### ЗАДАНИЕ
Продолжи отрывок о деле с ружьями, начав сразу после его последней фразы.

### ИСХОДНЫЙ ТЕКСТ

Напрасно люди так опасливы! Ни Совет, ни министры отнюдь не хотели мне навредить, нет! Напротив, лишь здесь это важное дело и было взято под покровительство. Теперь я не стану доверять всяким слухам. Задержать ружья было бы таким вероломством, что по меньшей мере легковерно обвинять кого-либо в подобном преступлении по отношению к нации! Всё это, как я вижу, отместка канцелярий, вся причина в сребролюбии; мне дали наглядный урок, что не следует никогда творить добро, если это мешает им обделывать свои делишки и посягает на заведённый ход грабежа.

Я поехал обедать в деревню, где задержался из-за недомогания. Через два дня мне сообщили, что министры получили отставку; что военное министерство вручено некоему г-ну Абанкуру, а министерство иностранных дел — г-ну Дюбушажу. «О небо! — подумал я. — Тот, кто теряет одно мгновение, теряет его непоправимо. Промедли я день, и мне не удалось бы ничем подтвердить принесённых мною жертв!»

Поскольку в изменившихся обстоятельствах менялось и моё положение, то вместо того, чтобы адресовать начальнику артиллерийского управления упрёки за все изменения, внесённые по его требованию в трижды переделанный акт, я счёл должным поблагодарить его, напротив, за труды, которые он дал себе, чтобы завершить дело: всё иное было ни к чему и могло лишь повредить мне. 25 июля я направил ему следующее письмо:

«Господину Вошелю.

Сего 25 июля 1792 года.

### ВЫДЕРЖКА ИЗ ДАННЫХ
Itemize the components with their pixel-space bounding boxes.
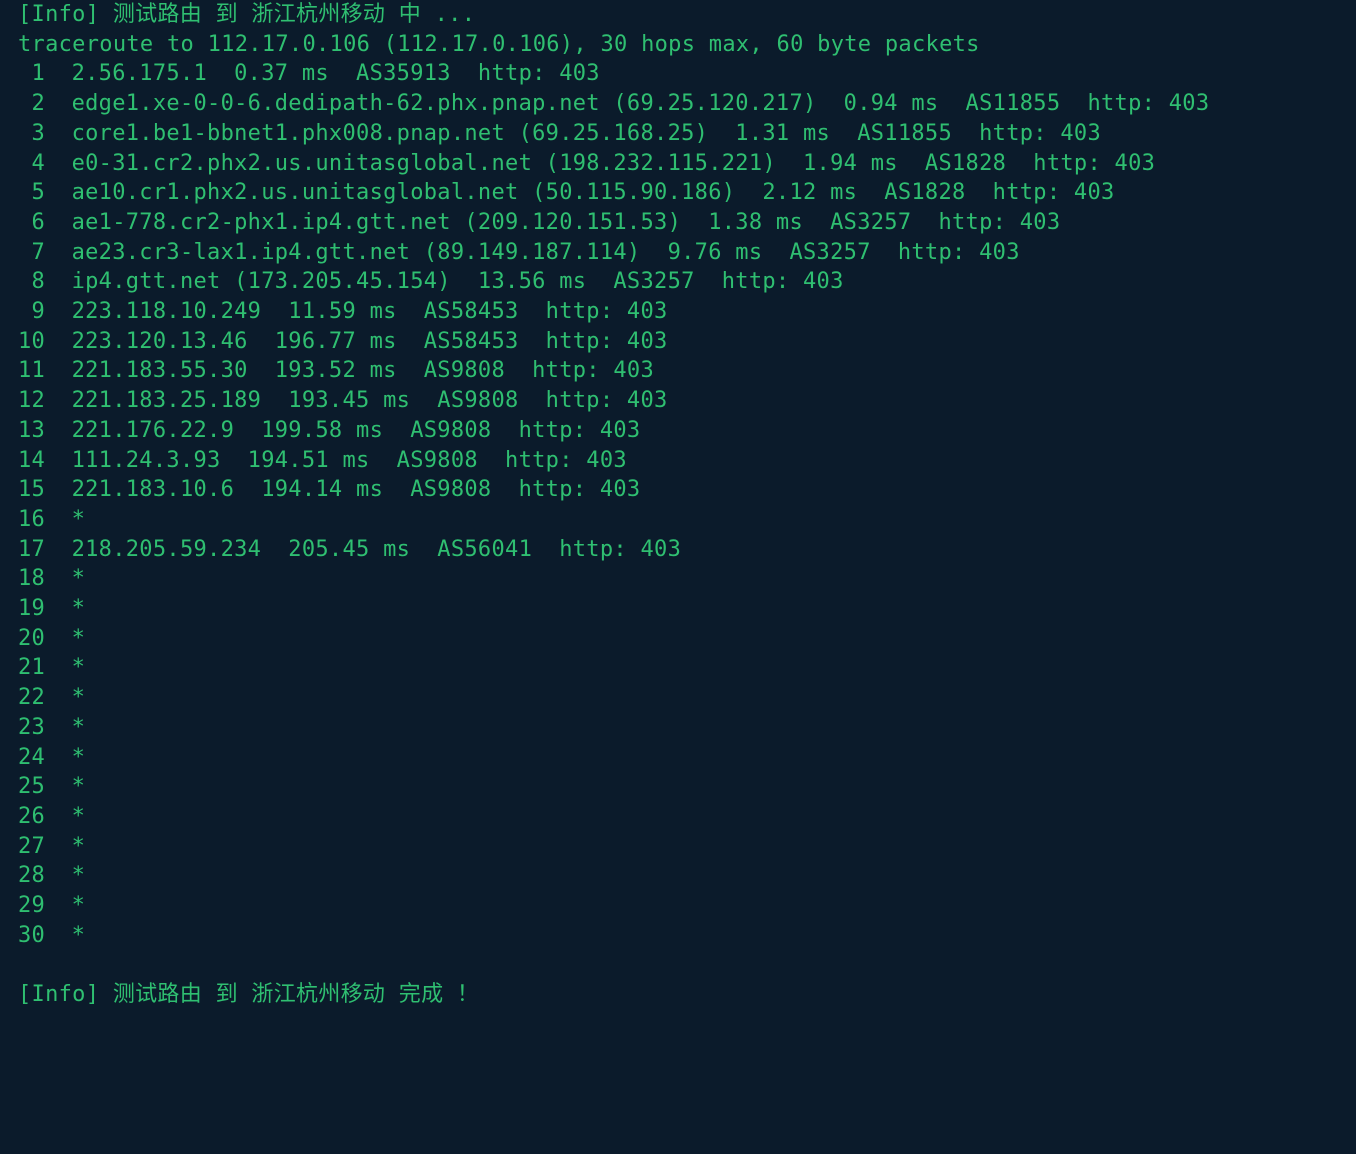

### ОТВЕТ
Имею честь, сударь, послать Вам из деревни, где я нахожусь, один из четырёх экземпляров последнего договора, заключённого мною с министрами военным и иностранных дел (это была копия, предназначенная объединённым комитетам). Я прилагаю также копию письма, которое я имел честь направить им уже после подписания, оно касается новых сумм, которые, буде в том возникнет необходимость для моих дел, я имею право получить, коль скоро я поступился помещением на хранение у моего нотариуса всей суммы долга, как Вы знаете, приняв в соображение Ваши справедливые замечания. Нотариус, однако, обратил моё внимание на то, что в договоре имеется моя расписка в получении двухсот с лишним тысяч флоринов; и что я согласился не получать их, пока не добьюсь снятия ареста, связанного с нелепым протестом, направленным против меня и вручённым военному министру. Поскольку оба министра ушли в отставку, прошу Вас, сударь, сделайте мне одолжение, сообщите с ответной почтой, в какой форме должен я обратиться к новому министру, чтобы получить эти двести тысяч флоринов. Г-н Лажар, как Вы знаете, не дал мне ордера на выплату этой суммы; быть может, мне надлежит получить от нового министра предписание, удостоверяющее, что я ничего не получил.

Примите поклон от

Подпись: Бомарше».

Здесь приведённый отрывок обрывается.